Set exercise –
Below are some records: retype them all exactly, but not the pictures.
[START Extracted material]
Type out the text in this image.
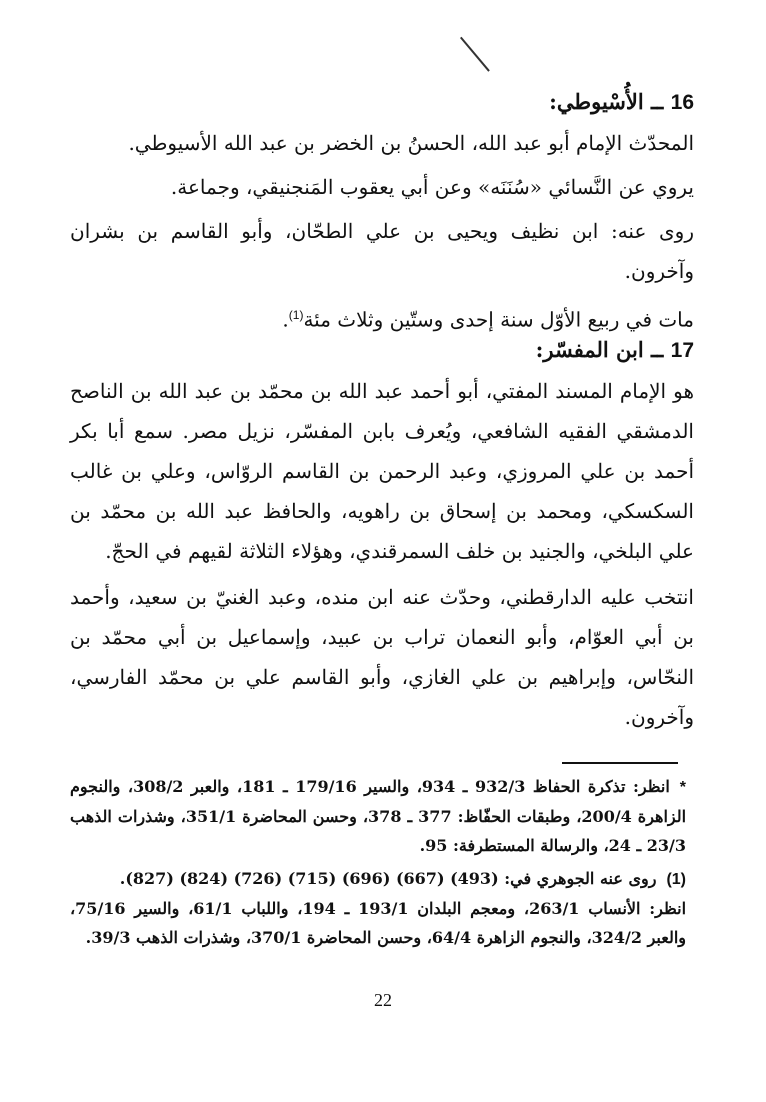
16 ــ الأُسْيوطي:

المحدّث الإمام أبو عبد الله، الحسنُ بن الخضر بن عبد الله الأسيوطي.

يروي عن النَّسائي «سُنَنَه» وعن أبي يعقوب المَنجنيقي، وجماعة.

روى عنه: ابن نظيف ويحيى بن علي الطحّان، وأبو القاسم بن بشران وآخرون.

مات في ربيع الأوّل سنة إحدى وستّين وثلاث مئة$^{(1)}$.

17 ــ ابن المفسّر:

هو الإمام المسند المفتي، أبو أحمد عبد الله بن محمّد بن عبد الله بن الناصح الدمشقي الفقيه الشافعي، ويُعرف بابن المفسّر، نزيل مصر. سمع أبا بكر أحمد بن علي المروزي، وعبد الرحمن بن القاسم الروّاس، وعلي بن غالب السكسكي، ومحمد بن إسحاق بن راهويه، والحافظ عبد الله بن محمّد بن علي البلخي، والجنيد بن خلف السمرقندي، وهؤلاء الثلاثة لقيهم في الحجّ.

انتخب عليه الدارقطني، وحدّث عنه ابن منده، وعبد الغنيّ بن سعيد، وأحمد بن أبي العوّام، وأبو النعمان تراب بن عبيد، وإسماعيل بن أبي محمّد بن النحّاس، وإبراهيم بن علي الغازي، وأبو القاسم علي بن محمّد الفارسي، وآخرون.

*انظر: تذكرة الحفاظ 932/3 ـ 934، والسير 179/16 ـ 181، والعبر 308/2، والنجوم الزاهرة 200/4، وطبقات الحفّاظ: 377 ـ 378، وحسن المحاضرة 351/1، وشذرات الذهب 23/3 ـ 24، والرسالة المستطرفة: 95.

(1)روى عنه الجوهري في: (493) (667) (696) (715) (726) (824) (827).

انظر: الأنساب 263/1، ومعجم البلدان 193/1 ـ 194، واللباب 61/1، والسير 75/16، والعبر 324/2، والنجوم الزاهرة 64/4، وحسن المحاضرة 370/1، وشذرات الذهب 39/3.

22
[END Extracted material]
Written response –
Type out the text in this image.
16 ــ الأُسْيوطي:

المحدّث الإمام أبو عبد الله، الحسنُ بن الخضر بن عبد الله الأسيوطي.

يروي عن النَّسائي «سُنَنَه» وعن أبي يعقوب المَنجنيقي، وجماعة.

روى عنه: ابن نظيف ويحيى بن علي الطحّان، وأبو القاسم بن بشران وآخرون.

مات في ربيع الأوّل سنة إحدى وستّين وثلاث مئة$^{(1)}$.

17 ــ ابن المفسّر:

هو الإمام المسند المفتي، أبو أحمد عبد الله بن محمّد بن عبد الله بن الناصح الدمشقي الفقيه الشافعي، ويُعرف بابن المفسّر، نزيل مصر. سمع أبا بكر أحمد بن علي المروزي، وعبد الرحمن بن القاسم الروّاس، وعلي بن غالب السكسكي، ومحمد بن إسحاق بن راهويه، والحافظ عبد الله بن محمّد بن علي البلخي، والجنيد بن خلف السمرقندي، وهؤلاء الثلاثة لقيهم في الحجّ.

انتخب عليه الدارقطني، وحدّث عنه ابن منده، وعبد الغنيّ بن سعيد، وأحمد بن أبي العوّام، وأبو النعمان تراب بن عبيد، وإسماعيل بن أبي محمّد بن النحّاس، وإبراهيم بن علي الغازي، وأبو القاسم علي بن محمّد الفارسي، وآخرون.

*انظر: تذكرة الحفاظ 932/3 ـ 934، والسير 179/16 ـ 181، والعبر 308/2، والنجوم الزاهرة 200/4، وطبقات الحفّاظ: 377 ـ 378، وحسن المحاضرة 351/1، وشذرات الذهب 23/3 ـ 24، والرسالة المستطرفة: 95.

(1)روى عنه الجوهري في: (493) (667) (696) (715) (726) (824) (827).

انظر: الأنساب 263/1، ومعجم البلدان 193/1 ـ 194، واللباب 61/1، والسير 75/16، والعبر 324/2، والنجوم الزاهرة 64/4، وحسن المحاضرة 370/1، وشذرات الذهب 39/3.

22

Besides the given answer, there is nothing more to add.